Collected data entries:
— START —

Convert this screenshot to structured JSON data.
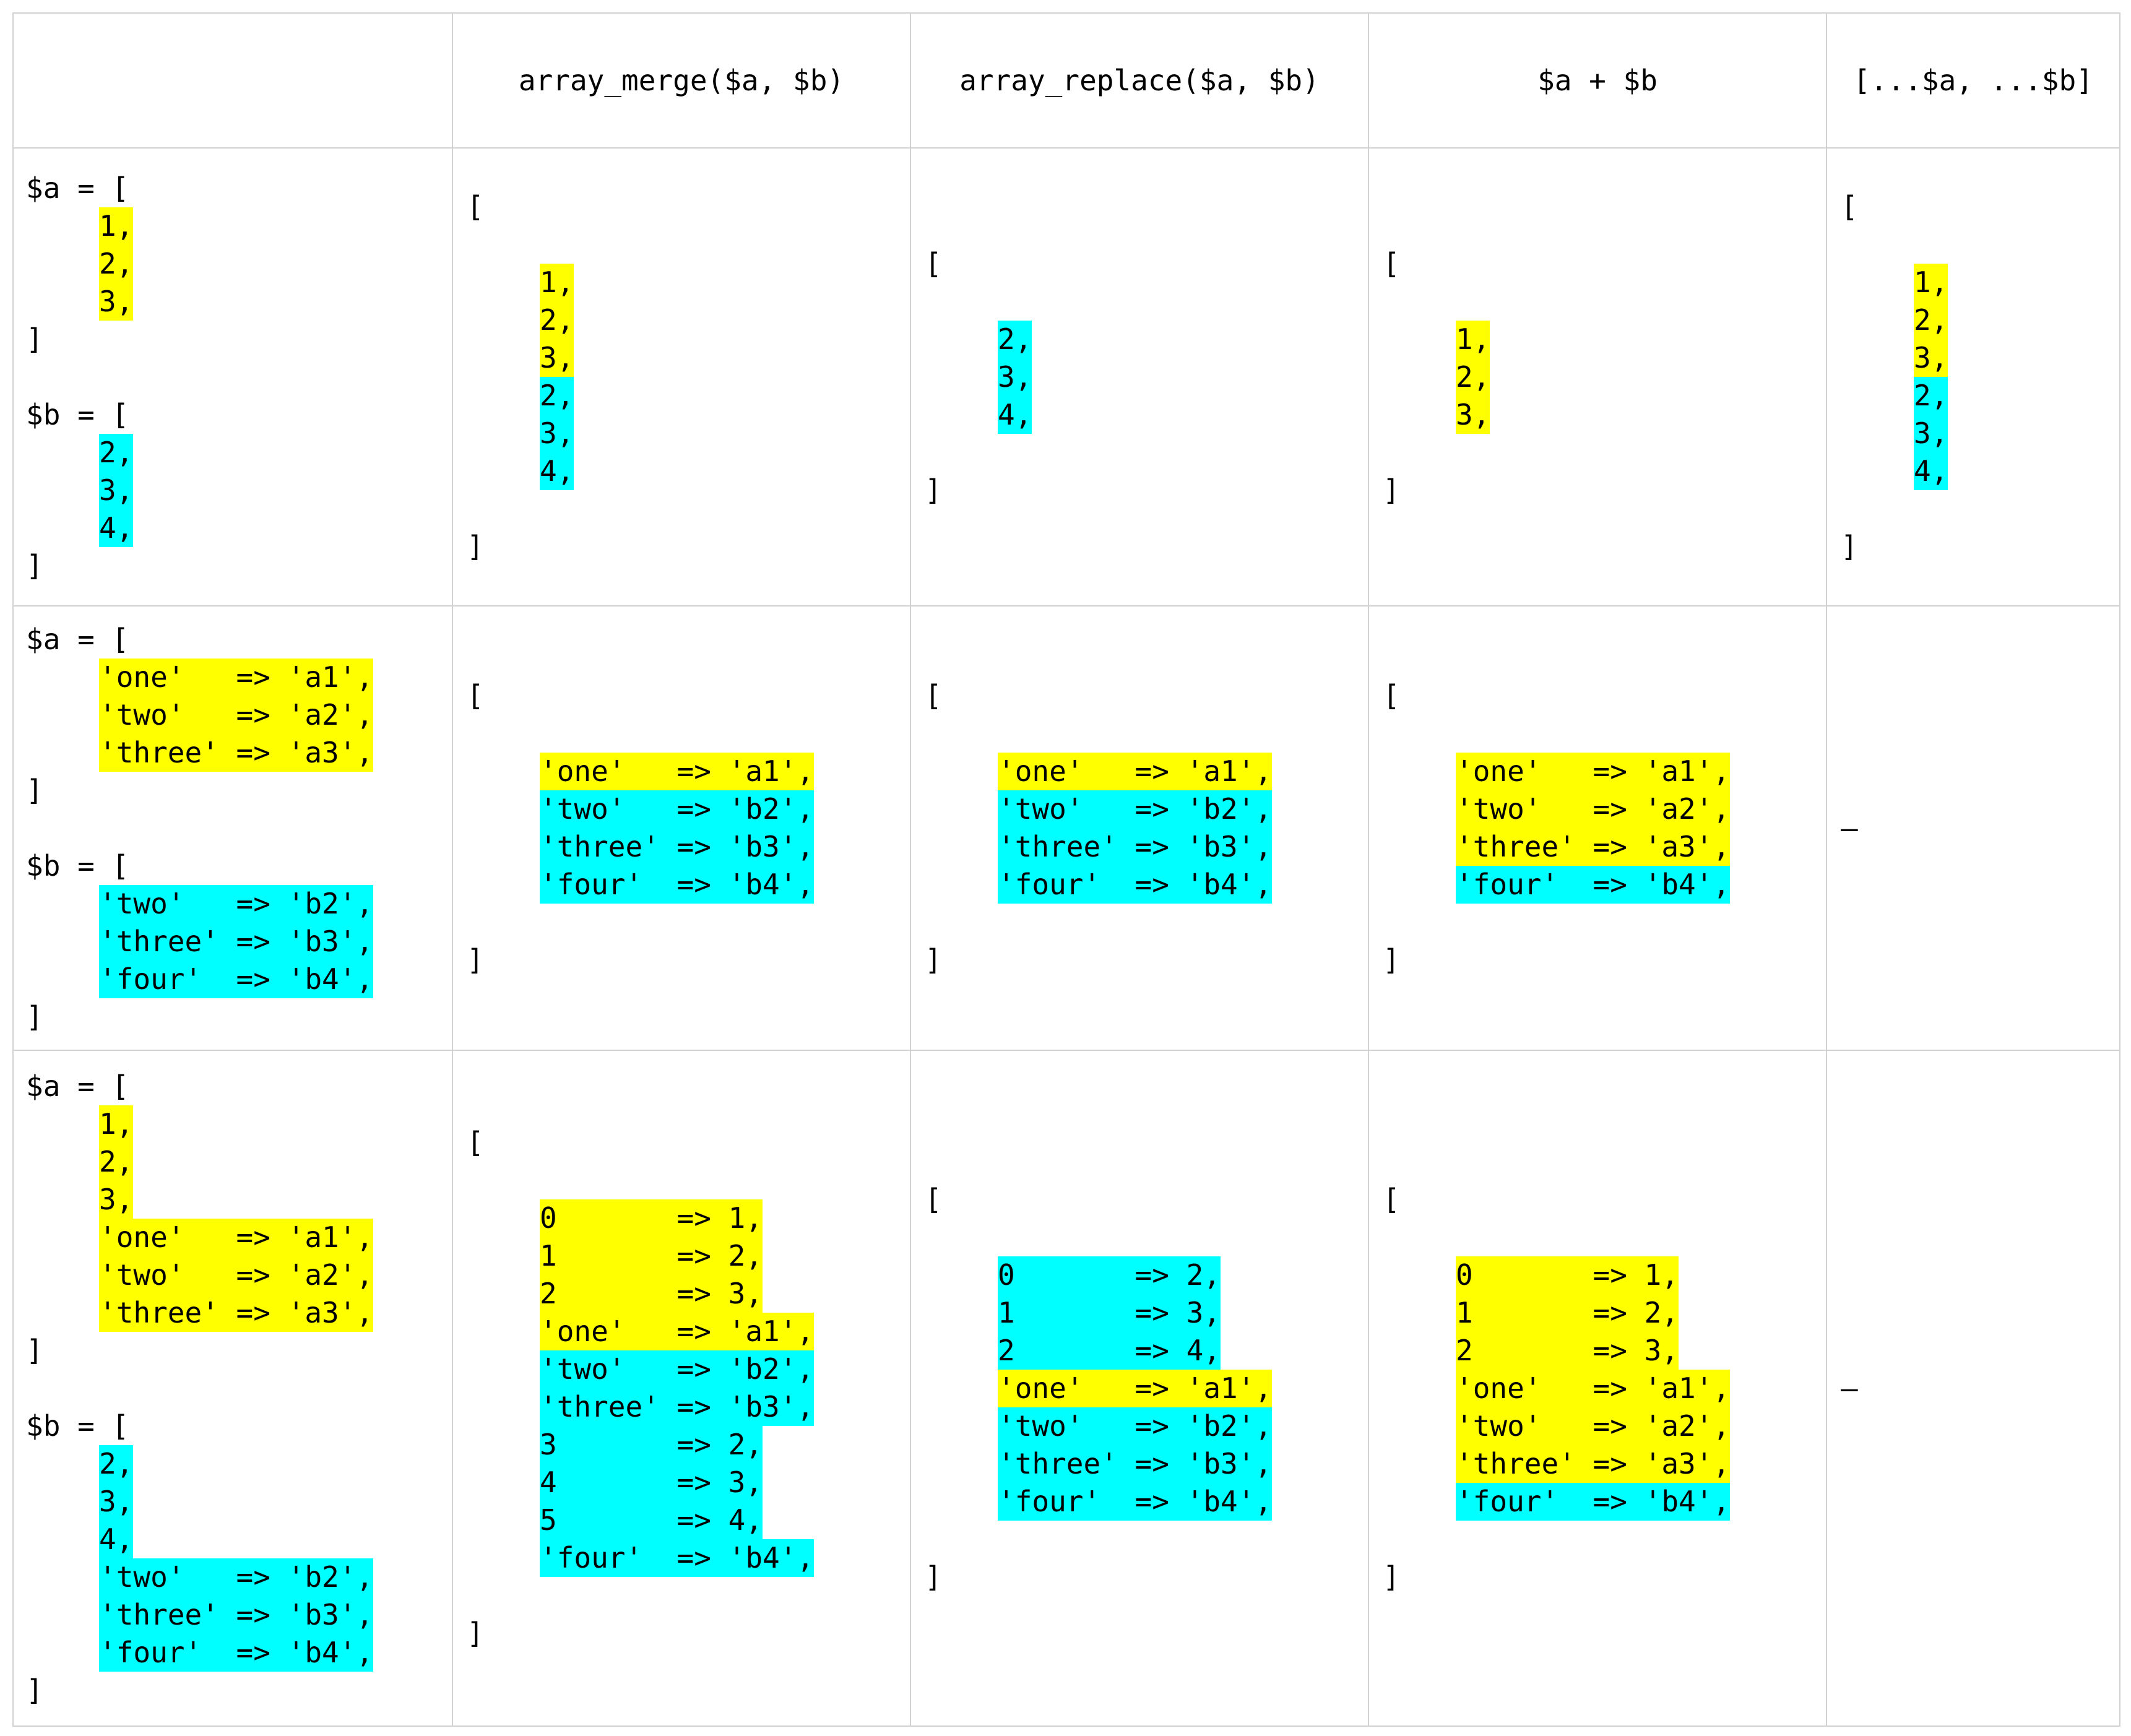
{
  "colors": {
    "a": "#ffff00",
    "b": "#00ffff",
    "grid": "#d2d2d2"
  },
  "headers": [
    "",
    "array_merge($a, $b)",
    "array_replace($a, $b)",
    "$a + $b",
    "[...$a, ...$b]"
  ],
  "rows": [
    {
      "input": {
        "a_open": "$a = [",
        "a_items": [
          {
            "t": "1,",
            "c": "a"
          },
          {
            "t": "2,",
            "c": "a"
          },
          {
            "t": "3,",
            "c": "a"
          }
        ],
        "a_close": "]",
        "b_open": "$b = [",
        "b_items": [
          {
            "t": "2,",
            "c": "b"
          },
          {
            "t": "3,",
            "c": "b"
          },
          {
            "t": "4,",
            "c": "b"
          }
        ],
        "b_close": "]"
      },
      "results": [
        {
          "open": "[",
          "close": "]",
          "items": [
            {
              "t": "1,",
              "c": "a"
            },
            {
              "t": "2,",
              "c": "a"
            },
            {
              "t": "3,",
              "c": "a"
            },
            {
              "t": "2,",
              "c": "b"
            },
            {
              "t": "3,",
              "c": "b"
            },
            {
              "t": "4,",
              "c": "b"
            }
          ]
        },
        {
          "open": "[",
          "close": "]",
          "items": [
            {
              "t": "2,",
              "c": "b"
            },
            {
              "t": "3,",
              "c": "b"
            },
            {
              "t": "4,",
              "c": "b"
            }
          ]
        },
        {
          "open": "[",
          "close": "]",
          "items": [
            {
              "t": "1,",
              "c": "a"
            },
            {
              "t": "2,",
              "c": "a"
            },
            {
              "t": "3,",
              "c": "a"
            }
          ]
        },
        {
          "open": "[",
          "close": "]",
          "items": [
            {
              "t": "1,",
              "c": "a"
            },
            {
              "t": "2,",
              "c": "a"
            },
            {
              "t": "3,",
              "c": "a"
            },
            {
              "t": "2,",
              "c": "b"
            },
            {
              "t": "3,",
              "c": "b"
            },
            {
              "t": "4,",
              "c": "b"
            }
          ]
        }
      ]
    },
    {
      "input": {
        "a_open": "$a = [",
        "a_items": [
          {
            "t": "'one'   => 'a1',",
            "c": "a"
          },
          {
            "t": "'two'   => 'a2',",
            "c": "a"
          },
          {
            "t": "'three' => 'a3',",
            "c": "a"
          }
        ],
        "a_close": "]",
        "b_open": "$b = [",
        "b_items": [
          {
            "t": "'two'   => 'b2',",
            "c": "b"
          },
          {
            "t": "'three' => 'b3',",
            "c": "b"
          },
          {
            "t": "'four'  => 'b4',",
            "c": "b"
          }
        ],
        "b_close": "]"
      },
      "results": [
        {
          "open": "[",
          "close": "]",
          "items": [
            {
              "t": "'one'   => 'a1',",
              "c": "a"
            },
            {
              "t": "'two'   => 'b2',",
              "c": "b"
            },
            {
              "t": "'three' => 'b3',",
              "c": "b"
            },
            {
              "t": "'four'  => 'b4',",
              "c": "b"
            }
          ]
        },
        {
          "open": "[",
          "close": "]",
          "items": [
            {
              "t": "'one'   => 'a1',",
              "c": "a"
            },
            {
              "t": "'two'   => 'b2',",
              "c": "b"
            },
            {
              "t": "'three' => 'b3',",
              "c": "b"
            },
            {
              "t": "'four'  => 'b4',",
              "c": "b"
            }
          ]
        },
        {
          "open": "[",
          "close": "]",
          "items": [
            {
              "t": "'one'   => 'a1',",
              "c": "a"
            },
            {
              "t": "'two'   => 'a2',",
              "c": "a"
            },
            {
              "t": "'three' => 'a3',",
              "c": "a"
            },
            {
              "t": "'four'  => 'b4',",
              "c": "b"
            }
          ]
        },
        {
          "dash": "–"
        }
      ]
    },
    {
      "input": {
        "a_open": "$a = [",
        "a_items": [
          {
            "t": "1,",
            "c": "a"
          },
          {
            "t": "2,",
            "c": "a"
          },
          {
            "t": "3,",
            "c": "a"
          },
          {
            "t": "'one'   => 'a1',",
            "c": "a"
          },
          {
            "t": "'two'   => 'a2',",
            "c": "a"
          },
          {
            "t": "'three' => 'a3',",
            "c": "a"
          }
        ],
        "a_close": "]",
        "b_open": "$b = [",
        "b_items": [
          {
            "t": "2,",
            "c": "b"
          },
          {
            "t": "3,",
            "c": "b"
          },
          {
            "t": "4,",
            "c": "b"
          },
          {
            "t": "'two'   => 'b2',",
            "c": "b"
          },
          {
            "t": "'three' => 'b3',",
            "c": "b"
          },
          {
            "t": "'four'  => 'b4',",
            "c": "b"
          }
        ],
        "b_close": "]"
      },
      "results": [
        {
          "open": "[",
          "close": "]",
          "items": [
            {
              "t": "0       => 1,",
              "c": "a"
            },
            {
              "t": "1       => 2,",
              "c": "a"
            },
            {
              "t": "2       => 3,",
              "c": "a"
            },
            {
              "t": "'one'   => 'a1',",
              "c": "a"
            },
            {
              "t": "'two'   => 'b2',",
              "c": "b"
            },
            {
              "t": "'three' => 'b3',",
              "c": "b"
            },
            {
              "t": "3       => 2,",
              "c": "b"
            },
            {
              "t": "4       => 3,",
              "c": "b"
            },
            {
              "t": "5       => 4,",
              "c": "b"
            },
            {
              "t": "'four'  => 'b4',",
              "c": "b"
            }
          ]
        },
        {
          "open": "[",
          "close": "]",
          "items": [
            {
              "t": "0       => 2,",
              "c": "b"
            },
            {
              "t": "1       => 3,",
              "c": "b"
            },
            {
              "t": "2       => 4,",
              "c": "b"
            },
            {
              "t": "'one'   => 'a1',",
              "c": "a"
            },
            {
              "t": "'two'   => 'b2',",
              "c": "b"
            },
            {
              "t": "'three' => 'b3',",
              "c": "b"
            },
            {
              "t": "'four'  => 'b4',",
              "c": "b"
            }
          ]
        },
        {
          "open": "[",
          "close": "]",
          "items": [
            {
              "t": "0       => 1,",
              "c": "a"
            },
            {
              "t": "1       => 2,",
              "c": "a"
            },
            {
              "t": "2       => 3,",
              "c": "a"
            },
            {
              "t": "'one'   => 'a1',",
              "c": "a"
            },
            {
              "t": "'two'   => 'a2',",
              "c": "a"
            },
            {
              "t": "'three' => 'a3',",
              "c": "a"
            },
            {
              "t": "'four'  => 'b4',",
              "c": "b"
            }
          ]
        },
        {
          "dash": "–"
        }
      ]
    }
  ]
}
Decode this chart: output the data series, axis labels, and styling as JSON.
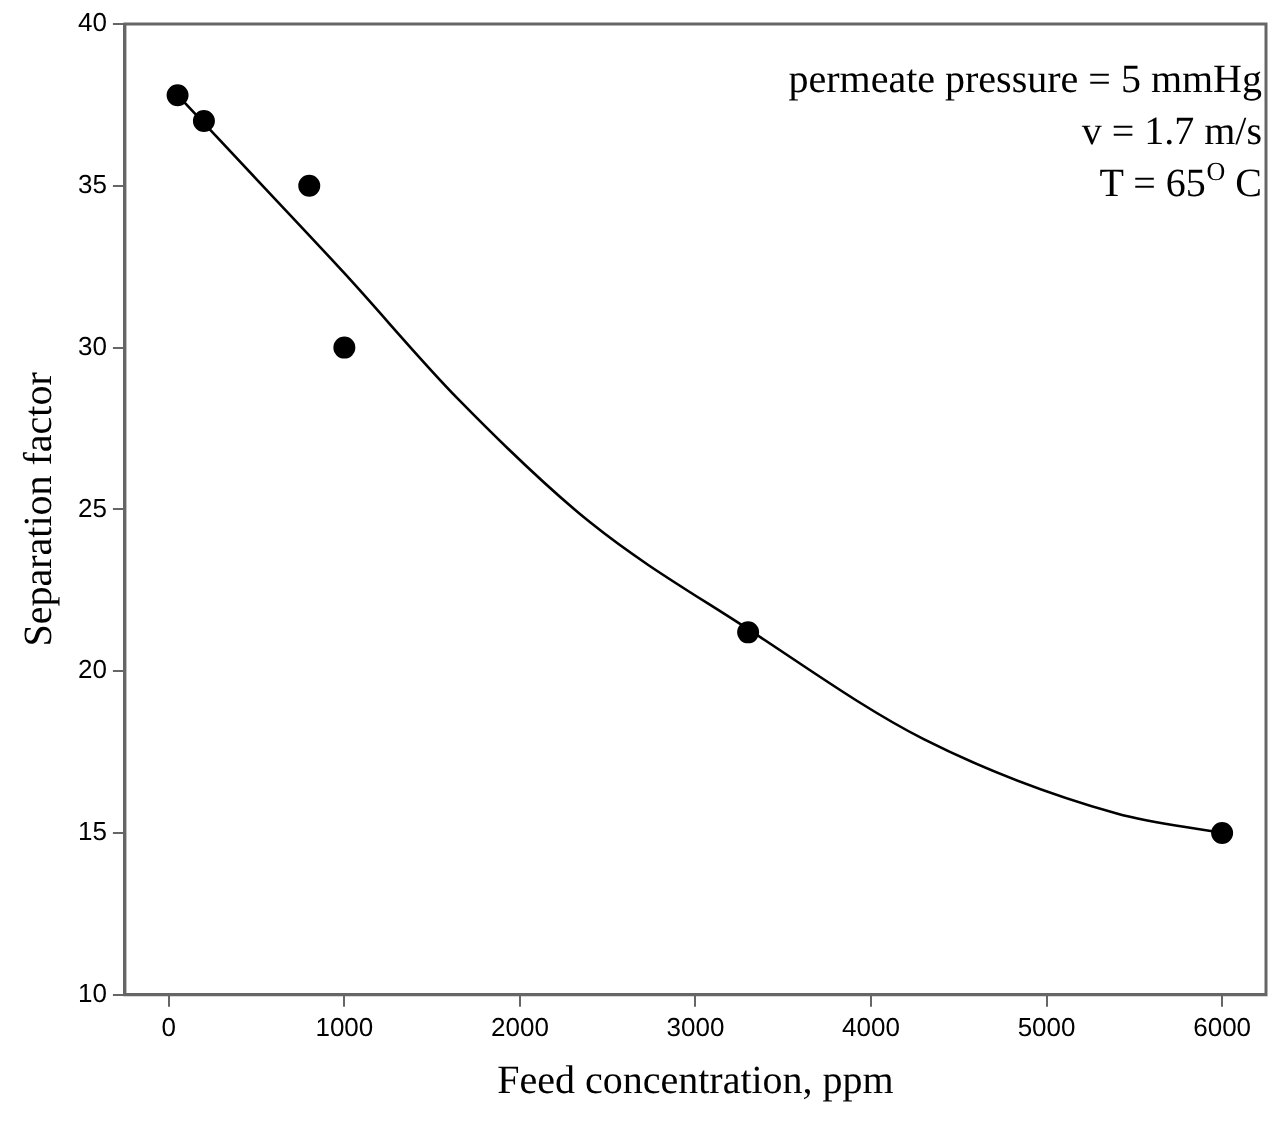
{
  "chart_data": {
    "type": "scatter",
    "xlabel": "Feed concentration, ppm",
    "ylabel": "Separation factor",
    "xlim": [
      -250,
      6250
    ],
    "xticks": [
      0,
      1000,
      2000,
      3000,
      4000,
      5000,
      6000
    ],
    "ylim": [
      10,
      40
    ],
    "yticks": [
      10,
      15,
      20,
      25,
      30,
      35,
      40
    ],
    "grid": false,
    "legend": false,
    "marker": "circle",
    "series": [
      {
        "color": "#000000",
        "x": [
          50,
          200,
          800,
          1000,
          3300,
          6000
        ],
        "values": [
          37.8,
          37,
          35,
          30,
          21.2,
          15
        ]
      },
      {
        "type": "line",
        "color": "#000000",
        "line_style": "solid",
        "marker": "none",
        "x": [
          50,
          500,
          1000,
          1650,
          2400,
          3300,
          4300,
          5400,
          6000
        ],
        "values": [
          37.8,
          35.2,
          32.3,
          28.4,
          24.6,
          21.3,
          17.9,
          15.6,
          15
        ]
      }
    ],
    "annotations": [
      "permeate pressure = 5 mmHg",
      "v = 1.7 m/s",
      "T = 65$^{O}$ C"
    ]
  }
}
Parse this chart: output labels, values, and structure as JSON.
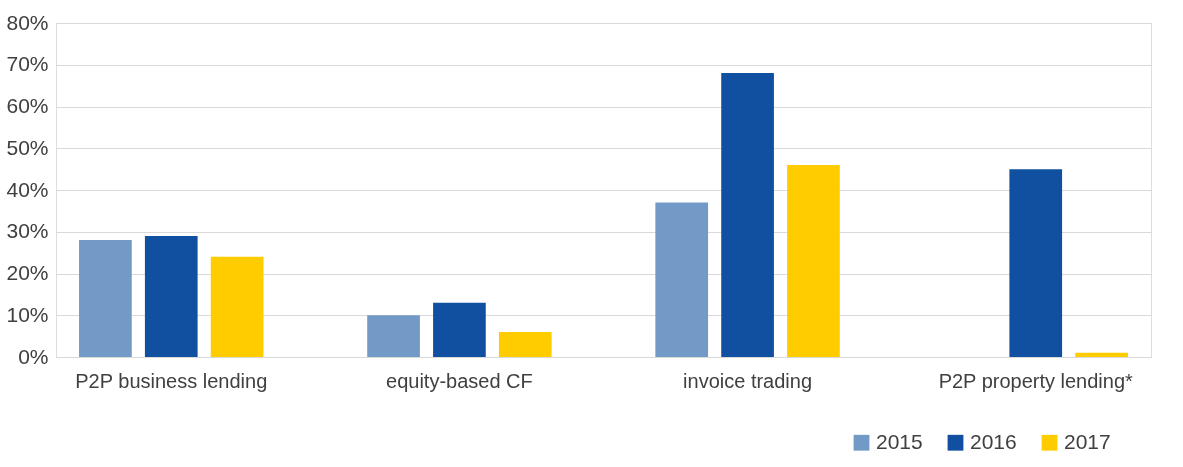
{
  "chart_data": {
    "type": "bar",
    "categories": [
      "P2P business lending",
      "equity-based CF",
      "invoice trading",
      "P2P property lending*"
    ],
    "series": [
      {
        "name": "2015",
        "color": "#7399c6",
        "values": [
          28,
          10,
          37,
          null
        ]
      },
      {
        "name": "2016",
        "color": "#1150a0",
        "values": [
          29,
          13,
          68,
          45
        ]
      },
      {
        "name": "2017",
        "color": "#ffcc00",
        "values": [
          24,
          6,
          46,
          1
        ]
      }
    ],
    "ylim": [
      0,
      80
    ],
    "yticks": [
      {
        "value": 0,
        "label": "0%"
      },
      {
        "value": 10,
        "label": "10%"
      },
      {
        "value": 20,
        "label": "20%"
      },
      {
        "value": 30,
        "label": "30%"
      },
      {
        "value": 40,
        "label": "40%"
      },
      {
        "value": 50,
        "label": "50%"
      },
      {
        "value": 60,
        "label": "60%"
      },
      {
        "value": 70,
        "label": "70%"
      },
      {
        "value": 80,
        "label": "80%"
      }
    ],
    "grid": "y",
    "legend": "bottom right"
  }
}
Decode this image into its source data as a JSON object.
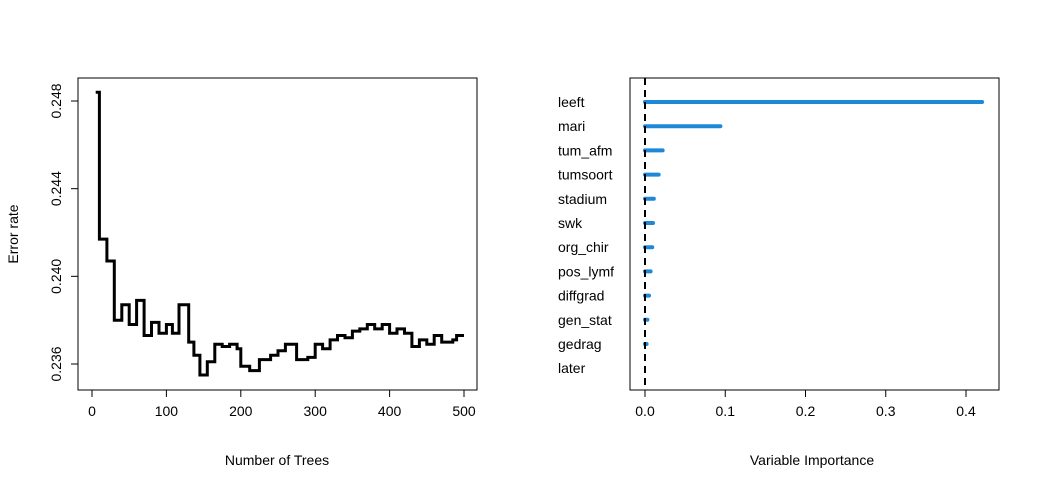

— END —

#### [Your objective]
Find the lines above that include the string "labels" and copy them.

#### [Worked solution]
Decode this chart: output the data series, axis labels, and styling as JSON.
Parse this chart: output labels, values, and structure as JSON.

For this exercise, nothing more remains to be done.